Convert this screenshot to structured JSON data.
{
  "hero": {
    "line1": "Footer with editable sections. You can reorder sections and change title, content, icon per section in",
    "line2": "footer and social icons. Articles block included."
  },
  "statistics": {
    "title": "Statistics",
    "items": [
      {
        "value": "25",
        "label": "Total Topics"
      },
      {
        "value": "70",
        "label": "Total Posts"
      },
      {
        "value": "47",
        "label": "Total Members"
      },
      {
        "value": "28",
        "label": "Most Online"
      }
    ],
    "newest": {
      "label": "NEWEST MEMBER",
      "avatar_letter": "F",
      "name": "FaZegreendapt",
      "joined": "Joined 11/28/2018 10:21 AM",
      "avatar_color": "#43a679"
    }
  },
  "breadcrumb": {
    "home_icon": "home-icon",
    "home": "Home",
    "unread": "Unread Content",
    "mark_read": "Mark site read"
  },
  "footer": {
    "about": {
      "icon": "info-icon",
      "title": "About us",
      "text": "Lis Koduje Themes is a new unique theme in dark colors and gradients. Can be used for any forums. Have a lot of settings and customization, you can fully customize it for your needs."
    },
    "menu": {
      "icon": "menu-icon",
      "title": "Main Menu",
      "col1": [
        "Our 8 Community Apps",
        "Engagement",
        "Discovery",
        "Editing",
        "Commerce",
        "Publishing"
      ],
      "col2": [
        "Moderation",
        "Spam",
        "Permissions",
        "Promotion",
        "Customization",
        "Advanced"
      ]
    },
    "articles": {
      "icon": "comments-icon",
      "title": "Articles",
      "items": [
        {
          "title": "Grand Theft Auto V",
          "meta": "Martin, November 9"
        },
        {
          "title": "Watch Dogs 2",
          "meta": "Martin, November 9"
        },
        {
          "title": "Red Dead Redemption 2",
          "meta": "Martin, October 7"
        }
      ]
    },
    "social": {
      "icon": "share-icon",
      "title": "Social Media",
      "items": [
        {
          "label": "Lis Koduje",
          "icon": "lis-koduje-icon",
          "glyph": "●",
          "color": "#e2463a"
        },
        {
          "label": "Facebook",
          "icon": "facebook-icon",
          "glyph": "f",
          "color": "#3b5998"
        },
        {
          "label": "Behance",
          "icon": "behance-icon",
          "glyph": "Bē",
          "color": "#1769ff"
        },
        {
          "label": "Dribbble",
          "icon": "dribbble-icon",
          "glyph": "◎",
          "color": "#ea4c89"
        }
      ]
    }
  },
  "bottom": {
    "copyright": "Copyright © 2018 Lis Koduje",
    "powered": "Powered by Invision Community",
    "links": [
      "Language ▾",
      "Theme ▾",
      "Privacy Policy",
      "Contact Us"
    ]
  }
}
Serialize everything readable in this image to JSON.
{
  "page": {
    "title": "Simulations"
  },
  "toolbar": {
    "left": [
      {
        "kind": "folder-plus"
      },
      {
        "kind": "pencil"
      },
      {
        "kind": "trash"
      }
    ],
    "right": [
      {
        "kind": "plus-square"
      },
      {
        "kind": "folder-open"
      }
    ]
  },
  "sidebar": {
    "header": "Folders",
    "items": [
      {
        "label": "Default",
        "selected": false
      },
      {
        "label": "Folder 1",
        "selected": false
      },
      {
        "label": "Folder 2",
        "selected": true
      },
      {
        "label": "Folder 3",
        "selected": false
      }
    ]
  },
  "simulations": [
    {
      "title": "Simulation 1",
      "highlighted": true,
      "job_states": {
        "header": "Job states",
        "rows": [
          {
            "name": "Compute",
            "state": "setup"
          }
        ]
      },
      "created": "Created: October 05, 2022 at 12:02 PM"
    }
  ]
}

══════════════════════════════

Find every line in the records above that holds the word "kind", and copy each one.

        "kind": "folder-plus"
        "kind": "pencil"
        "kind": "trash"
        "kind": "plus-square"
        "kind": "folder-open"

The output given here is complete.